**Problem description:**
Write the material out again, line by line, exactly as it is.
-- Start of Recorded information --
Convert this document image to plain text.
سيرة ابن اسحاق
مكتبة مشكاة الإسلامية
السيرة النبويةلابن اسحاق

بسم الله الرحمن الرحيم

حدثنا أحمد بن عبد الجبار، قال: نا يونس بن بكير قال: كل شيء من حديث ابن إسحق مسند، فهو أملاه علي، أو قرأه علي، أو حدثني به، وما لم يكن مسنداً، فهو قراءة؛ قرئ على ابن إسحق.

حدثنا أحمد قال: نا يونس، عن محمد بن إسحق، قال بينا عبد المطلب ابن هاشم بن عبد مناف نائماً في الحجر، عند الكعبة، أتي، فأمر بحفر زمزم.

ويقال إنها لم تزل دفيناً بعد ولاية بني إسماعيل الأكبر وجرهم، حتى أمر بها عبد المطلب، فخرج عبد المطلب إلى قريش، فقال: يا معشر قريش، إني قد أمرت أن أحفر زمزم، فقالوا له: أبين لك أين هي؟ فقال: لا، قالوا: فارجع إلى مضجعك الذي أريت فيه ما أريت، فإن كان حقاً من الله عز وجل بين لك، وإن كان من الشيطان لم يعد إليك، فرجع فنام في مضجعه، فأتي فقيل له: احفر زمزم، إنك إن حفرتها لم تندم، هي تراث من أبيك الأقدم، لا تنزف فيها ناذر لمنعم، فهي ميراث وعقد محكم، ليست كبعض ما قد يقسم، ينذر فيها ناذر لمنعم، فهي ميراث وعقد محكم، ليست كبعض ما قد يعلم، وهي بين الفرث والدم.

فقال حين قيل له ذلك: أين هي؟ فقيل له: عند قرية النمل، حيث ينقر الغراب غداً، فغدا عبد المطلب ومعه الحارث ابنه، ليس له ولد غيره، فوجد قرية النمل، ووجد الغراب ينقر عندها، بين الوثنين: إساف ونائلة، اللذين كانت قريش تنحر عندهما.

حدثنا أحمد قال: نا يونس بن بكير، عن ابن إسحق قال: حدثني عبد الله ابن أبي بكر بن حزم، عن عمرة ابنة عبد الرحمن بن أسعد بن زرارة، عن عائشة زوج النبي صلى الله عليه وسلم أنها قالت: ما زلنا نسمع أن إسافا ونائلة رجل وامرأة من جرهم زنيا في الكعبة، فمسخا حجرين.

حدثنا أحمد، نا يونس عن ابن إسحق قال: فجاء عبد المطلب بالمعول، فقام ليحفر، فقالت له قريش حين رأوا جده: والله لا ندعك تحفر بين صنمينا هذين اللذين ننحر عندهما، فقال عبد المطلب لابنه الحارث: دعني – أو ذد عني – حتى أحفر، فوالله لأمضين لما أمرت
-- End of Recorded information --
**Written solution:**
Convert this document image to plain text.
سيرة ابن اسحاق
مكتبة مشكاة الإسلامية
السيرة النبويةلابن اسحاق

بسم الله الرحمن الرحيم

حدثنا أحمد بن عبد الجبار، قال: نا يونس بن بكير قال: كل شيء من حديث ابن إسحق مسند، فهو أملاه علي، أو قرأه علي، أو حدثني به، وما لم يكن مسنداً، فهو قراءة؛ قرئ على ابن إسحق.

حدثنا أحمد قال: نا يونس، عن محمد بن إسحق، قال بينا عبد المطلب ابن هاشم بن عبد مناف نائماً في الحجر، عند الكعبة، أتي، فأمر بحفر زمزم.

ويقال إنها لم تزل دفيناً بعد ولاية بني إسماعيل الأكبر وجرهم، حتى أمر بها عبد المطلب، فخرج عبد المطلب إلى قريش، فقال: يا معشر قريش، إني قد أمرت أن أحفر زمزم، فقالوا له: أبين لك أين هي؟ فقال: لا، قالوا: فارجع إلى مضجعك الذي أريت فيه ما أريت، فإن كان حقاً من الله عز وجل بين لك، وإن كان من الشيطان لم يعد إليك، فرجع فنام في مضجعه، فأتي فقيل له: احفر زمزم، إنك إن حفرتها لم تندم، هي تراث من أبيك الأقدم، لا تنزف فيها ناذر لمنعم، فهي ميراث وعقد محكم، ليست كبعض ما قد يقسم، ينذر فيها ناذر لمنعم، فهي ميراث وعقد محكم، ليست كبعض ما قد يعلم، وهي بين الفرث والدم.

فقال حين قيل له ذلك: أين هي؟ فقيل له: عند قرية النمل، حيث ينقر الغراب غداً، فغدا عبد المطلب ومعه الحارث ابنه، ليس له ولد غيره، فوجد قرية النمل، ووجد الغراب ينقر عندها، بين الوثنين: إساف ونائلة، اللذين كانت قريش تنحر عندهما.

حدثنا أحمد قال: نا يونس بن بكير، عن ابن إسحق قال: حدثني عبد الله ابن أبي بكر بن حزم، عن عمرة ابنة عبد الرحمن بن أسعد بن زرارة، عن عائشة زوج النبي صلى الله عليه وسلم أنها قالت: ما زلنا نسمع أن إسافا ونائلة رجل وامرأة من جرهم زنيا في الكعبة، فمسخا حجرين.

حدثنا أحمد، نا يونس عن ابن إسحق قال: فجاء عبد المطلب بالمعول، فقام ليحفر، فقالت له قريش حين رأوا جده: والله لا ندعك تحفر بين صنمينا هذين اللذين ننحر عندهما، فقال عبد المطلب لابنه الحارث: دعني – أو ذد عني – حتى أحفر، فوالله لأمضين لما أمرت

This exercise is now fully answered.